*TO BE DONE:*
For the entries below, how many lines include the word "methods"? Give the figure and nothing more.

——————————

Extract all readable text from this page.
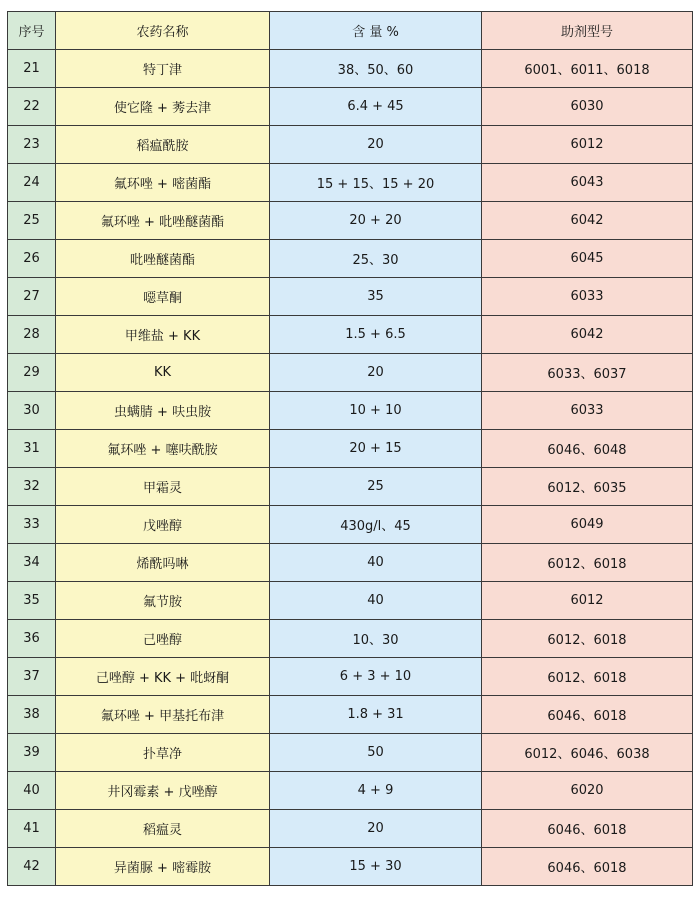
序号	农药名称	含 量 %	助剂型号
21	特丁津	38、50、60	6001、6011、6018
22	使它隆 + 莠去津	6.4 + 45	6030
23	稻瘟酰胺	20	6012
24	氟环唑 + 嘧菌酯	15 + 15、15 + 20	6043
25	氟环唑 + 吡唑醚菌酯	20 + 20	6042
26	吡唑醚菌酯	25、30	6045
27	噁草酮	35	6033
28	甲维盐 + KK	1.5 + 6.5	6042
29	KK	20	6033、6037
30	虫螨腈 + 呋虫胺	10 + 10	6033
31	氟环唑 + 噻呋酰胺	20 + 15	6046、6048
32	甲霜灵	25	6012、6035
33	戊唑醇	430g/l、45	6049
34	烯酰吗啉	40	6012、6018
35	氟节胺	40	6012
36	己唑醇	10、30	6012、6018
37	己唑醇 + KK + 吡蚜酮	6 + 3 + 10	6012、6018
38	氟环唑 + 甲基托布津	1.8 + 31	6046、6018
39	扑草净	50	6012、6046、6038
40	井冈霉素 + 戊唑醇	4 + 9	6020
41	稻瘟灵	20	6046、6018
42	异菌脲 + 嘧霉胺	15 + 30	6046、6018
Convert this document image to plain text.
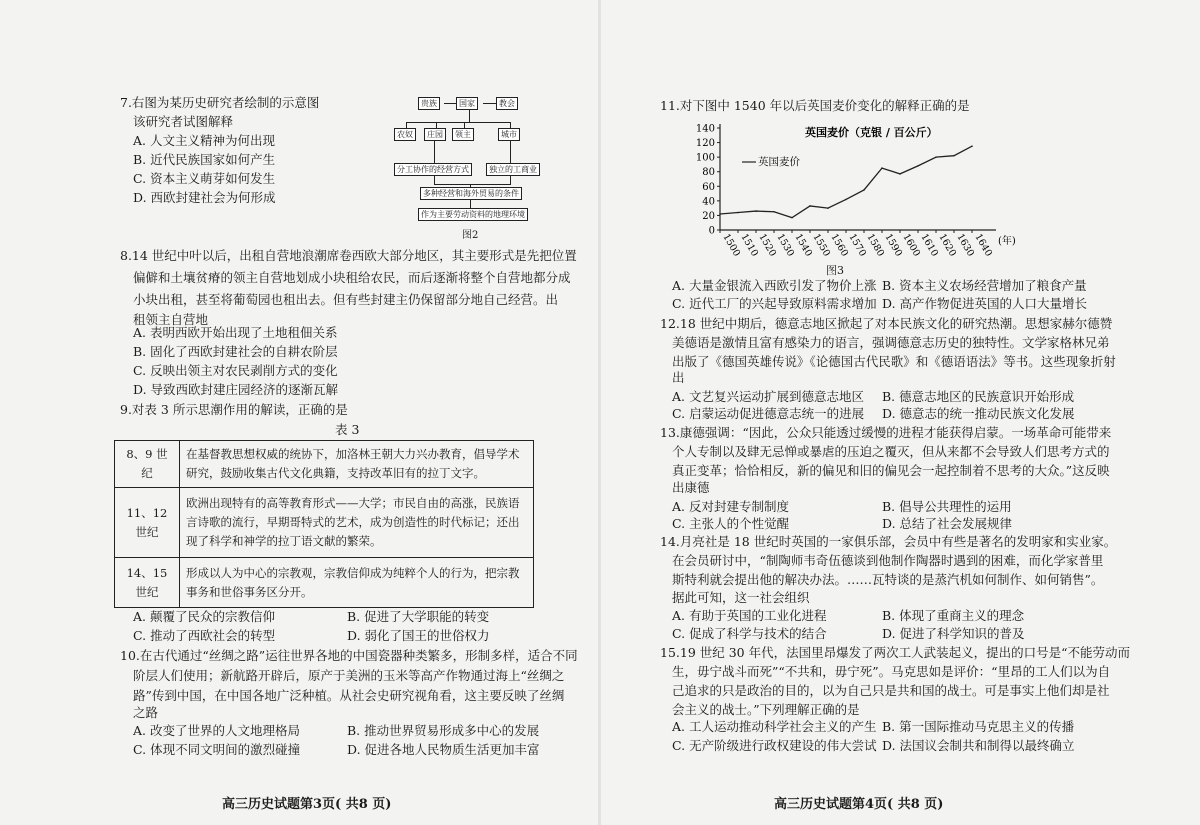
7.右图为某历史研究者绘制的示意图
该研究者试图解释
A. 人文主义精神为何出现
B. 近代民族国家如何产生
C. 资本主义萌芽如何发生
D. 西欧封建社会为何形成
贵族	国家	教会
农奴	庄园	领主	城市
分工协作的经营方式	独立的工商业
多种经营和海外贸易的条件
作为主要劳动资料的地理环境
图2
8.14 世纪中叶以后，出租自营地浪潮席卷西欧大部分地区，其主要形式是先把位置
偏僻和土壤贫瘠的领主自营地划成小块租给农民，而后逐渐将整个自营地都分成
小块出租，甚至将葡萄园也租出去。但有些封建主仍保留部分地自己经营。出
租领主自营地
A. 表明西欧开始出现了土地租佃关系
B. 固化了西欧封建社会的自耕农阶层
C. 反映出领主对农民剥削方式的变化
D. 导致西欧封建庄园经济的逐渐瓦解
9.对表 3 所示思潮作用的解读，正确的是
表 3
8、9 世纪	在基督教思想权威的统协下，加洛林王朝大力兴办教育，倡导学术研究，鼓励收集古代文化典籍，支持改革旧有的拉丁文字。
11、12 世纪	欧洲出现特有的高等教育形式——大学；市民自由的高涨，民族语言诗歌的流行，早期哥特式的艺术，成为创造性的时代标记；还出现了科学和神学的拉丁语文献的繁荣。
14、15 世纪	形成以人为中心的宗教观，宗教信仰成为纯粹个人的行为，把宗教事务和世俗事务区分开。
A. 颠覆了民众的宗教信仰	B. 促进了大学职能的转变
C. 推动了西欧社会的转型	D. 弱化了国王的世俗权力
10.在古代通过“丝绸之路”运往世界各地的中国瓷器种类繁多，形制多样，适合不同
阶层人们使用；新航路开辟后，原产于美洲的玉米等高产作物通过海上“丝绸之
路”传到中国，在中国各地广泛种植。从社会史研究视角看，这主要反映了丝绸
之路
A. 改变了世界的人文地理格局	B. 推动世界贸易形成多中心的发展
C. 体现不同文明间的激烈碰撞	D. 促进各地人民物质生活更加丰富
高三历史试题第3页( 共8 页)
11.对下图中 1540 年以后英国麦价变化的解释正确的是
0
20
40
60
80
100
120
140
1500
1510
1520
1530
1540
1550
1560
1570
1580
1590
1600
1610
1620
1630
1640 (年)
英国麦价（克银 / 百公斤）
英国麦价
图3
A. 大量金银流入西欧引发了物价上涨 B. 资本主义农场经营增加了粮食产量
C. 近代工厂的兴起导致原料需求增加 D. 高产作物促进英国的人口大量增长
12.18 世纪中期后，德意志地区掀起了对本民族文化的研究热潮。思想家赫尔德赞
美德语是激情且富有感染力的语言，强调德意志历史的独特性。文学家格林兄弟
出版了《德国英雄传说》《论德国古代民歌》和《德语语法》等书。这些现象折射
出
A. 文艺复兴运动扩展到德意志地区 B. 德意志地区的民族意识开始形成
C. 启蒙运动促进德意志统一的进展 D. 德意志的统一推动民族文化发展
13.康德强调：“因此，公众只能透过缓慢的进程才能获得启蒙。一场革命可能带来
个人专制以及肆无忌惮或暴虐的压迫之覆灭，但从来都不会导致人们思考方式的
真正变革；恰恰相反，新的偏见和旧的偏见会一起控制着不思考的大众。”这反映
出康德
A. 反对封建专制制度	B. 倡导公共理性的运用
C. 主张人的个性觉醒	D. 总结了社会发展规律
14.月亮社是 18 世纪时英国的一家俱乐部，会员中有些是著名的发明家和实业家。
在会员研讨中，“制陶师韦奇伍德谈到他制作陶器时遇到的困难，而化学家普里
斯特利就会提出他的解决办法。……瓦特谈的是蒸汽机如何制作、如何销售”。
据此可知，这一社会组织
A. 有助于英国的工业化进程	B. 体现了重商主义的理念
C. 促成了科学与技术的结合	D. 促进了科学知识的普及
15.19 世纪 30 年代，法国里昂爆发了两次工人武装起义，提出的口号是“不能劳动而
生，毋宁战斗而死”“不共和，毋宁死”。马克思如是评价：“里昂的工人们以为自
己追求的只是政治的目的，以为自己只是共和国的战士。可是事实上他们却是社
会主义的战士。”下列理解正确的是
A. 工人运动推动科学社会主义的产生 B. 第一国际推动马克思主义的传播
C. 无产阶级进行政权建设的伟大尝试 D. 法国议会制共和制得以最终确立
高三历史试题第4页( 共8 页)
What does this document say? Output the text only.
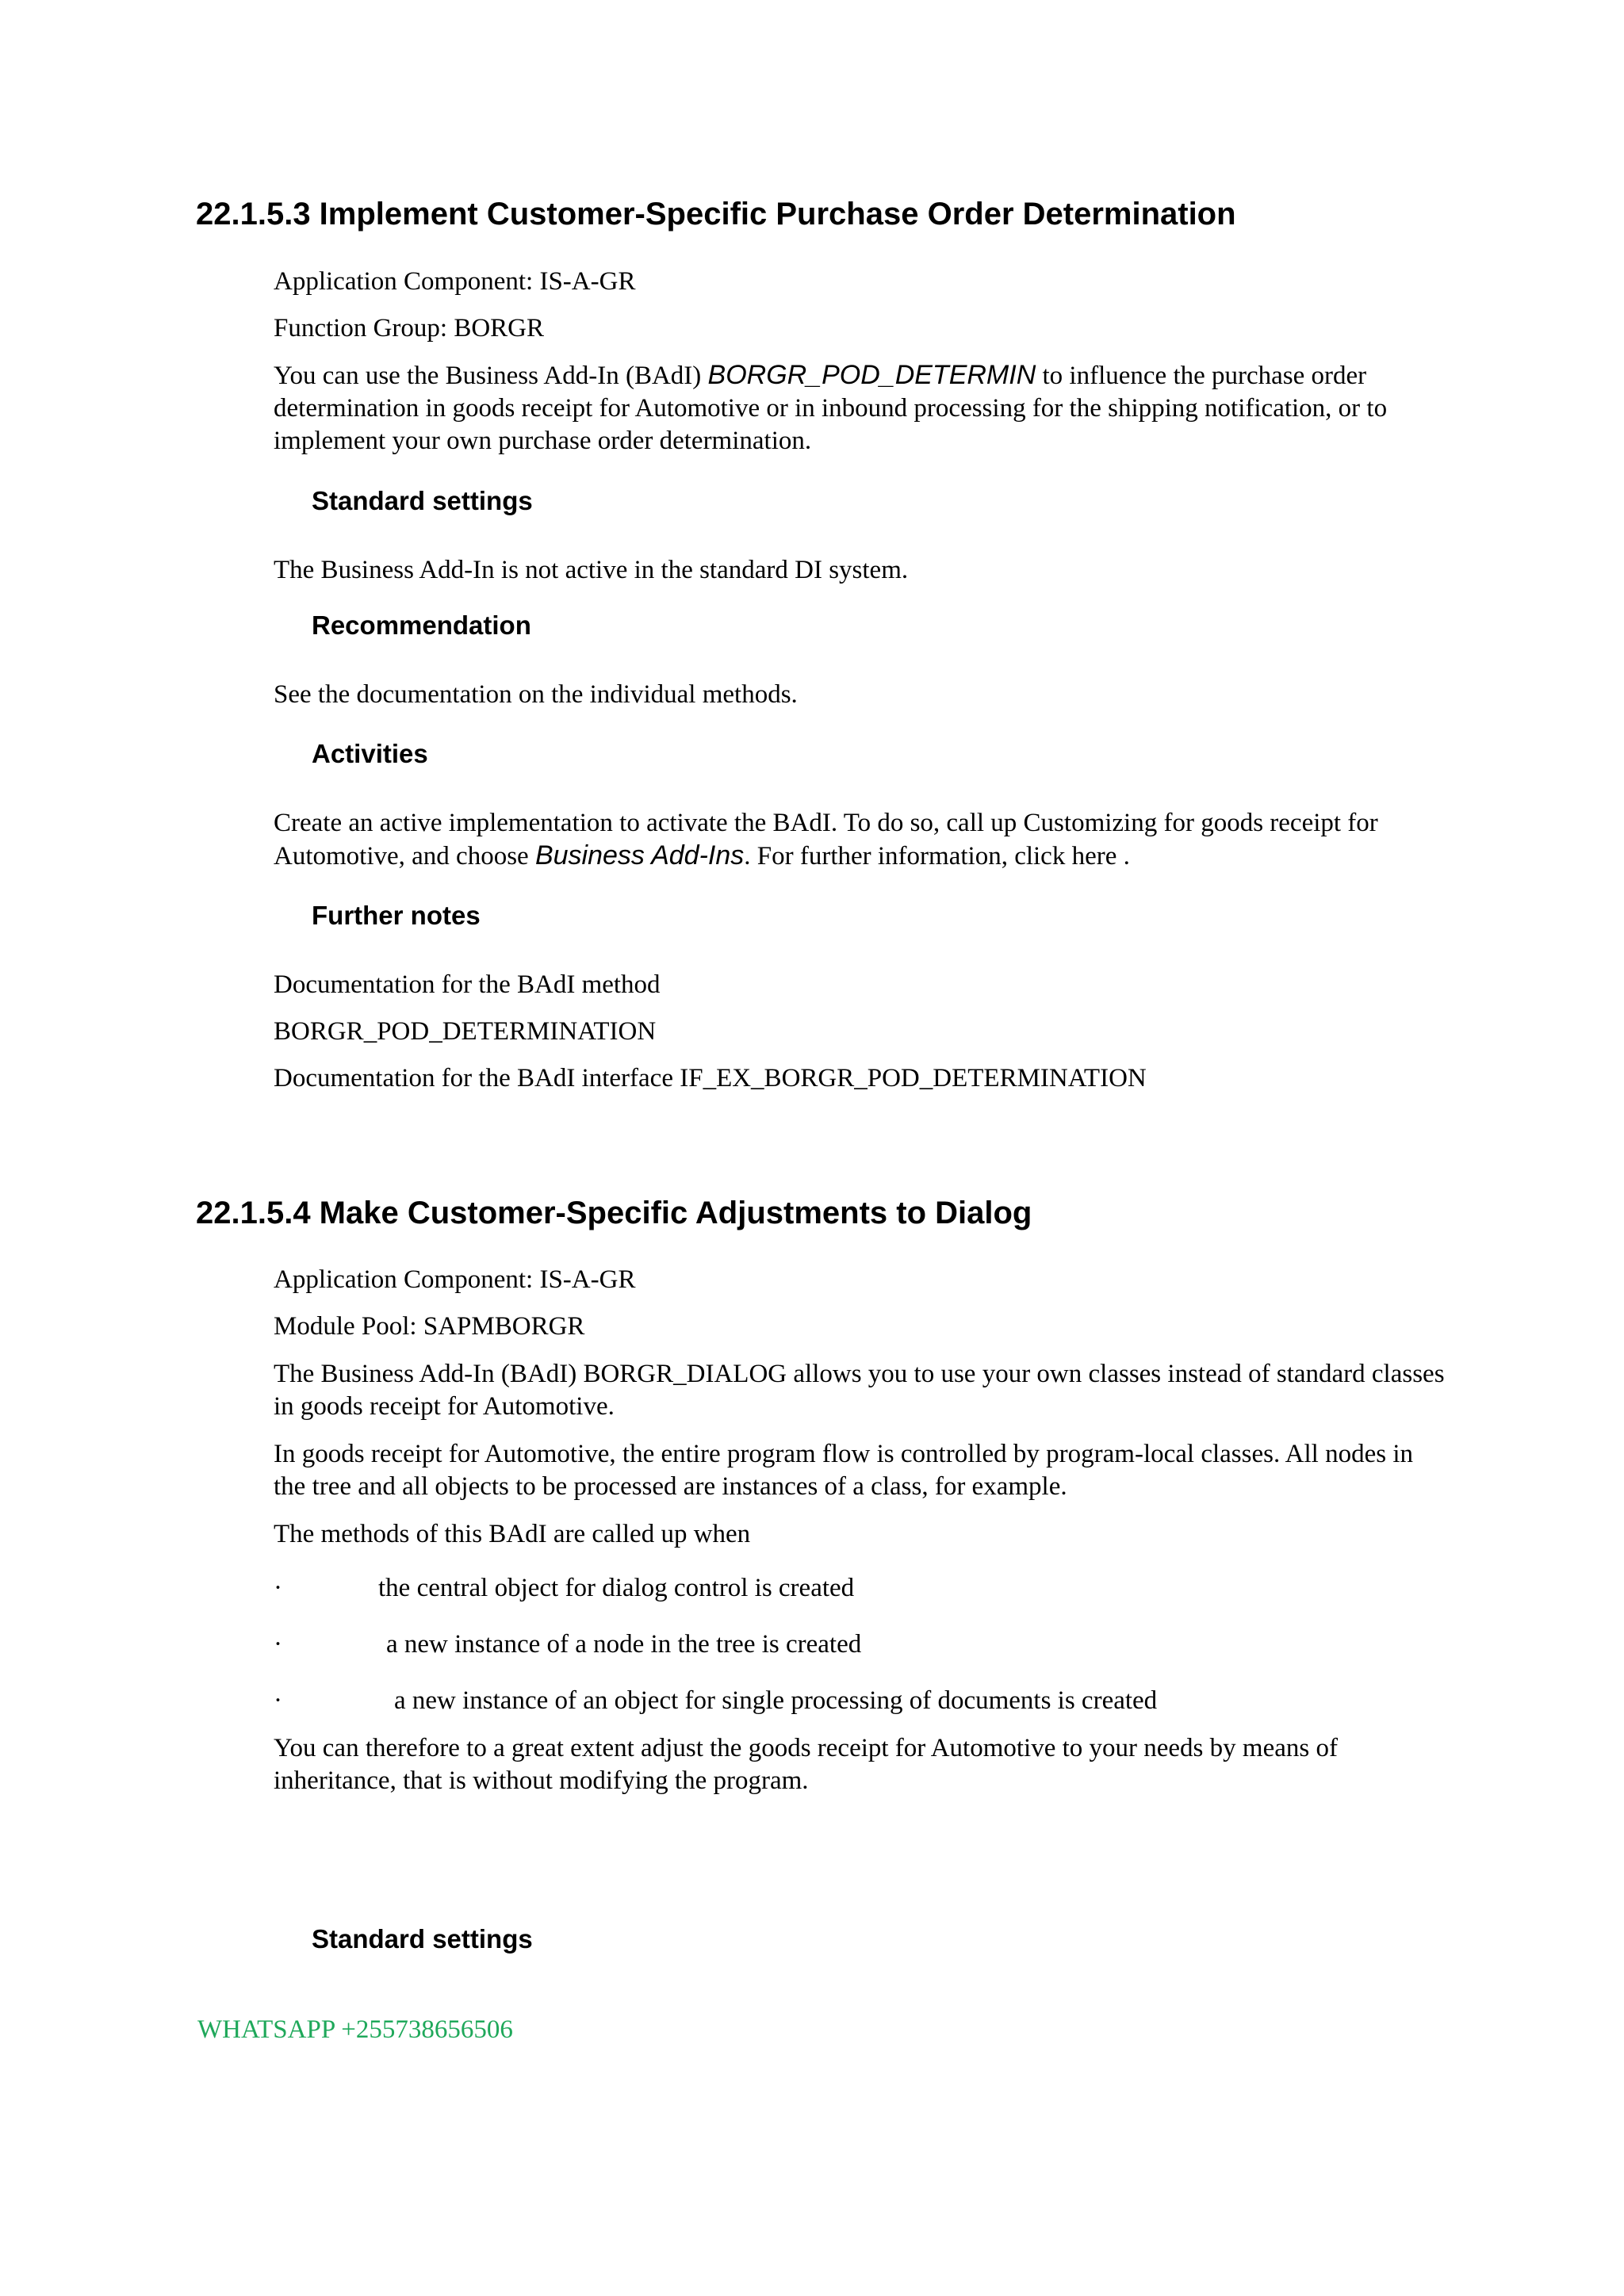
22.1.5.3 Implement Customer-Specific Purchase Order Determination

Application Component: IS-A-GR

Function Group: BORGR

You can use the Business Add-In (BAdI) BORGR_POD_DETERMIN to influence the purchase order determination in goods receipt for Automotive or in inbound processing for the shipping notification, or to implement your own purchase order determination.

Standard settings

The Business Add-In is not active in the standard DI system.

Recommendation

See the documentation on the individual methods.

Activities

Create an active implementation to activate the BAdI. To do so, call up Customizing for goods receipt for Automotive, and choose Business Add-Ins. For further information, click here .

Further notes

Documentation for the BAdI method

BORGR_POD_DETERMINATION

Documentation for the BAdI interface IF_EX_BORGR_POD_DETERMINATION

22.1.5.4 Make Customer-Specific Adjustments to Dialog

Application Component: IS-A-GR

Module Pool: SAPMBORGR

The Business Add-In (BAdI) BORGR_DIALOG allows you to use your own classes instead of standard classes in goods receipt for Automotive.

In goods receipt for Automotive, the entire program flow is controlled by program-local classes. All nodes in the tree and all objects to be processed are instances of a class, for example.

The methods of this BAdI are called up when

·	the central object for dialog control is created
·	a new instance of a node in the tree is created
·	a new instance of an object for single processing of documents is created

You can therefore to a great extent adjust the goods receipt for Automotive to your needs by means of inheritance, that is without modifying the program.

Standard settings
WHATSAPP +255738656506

——————————

*SOLUTION BELOW:*
2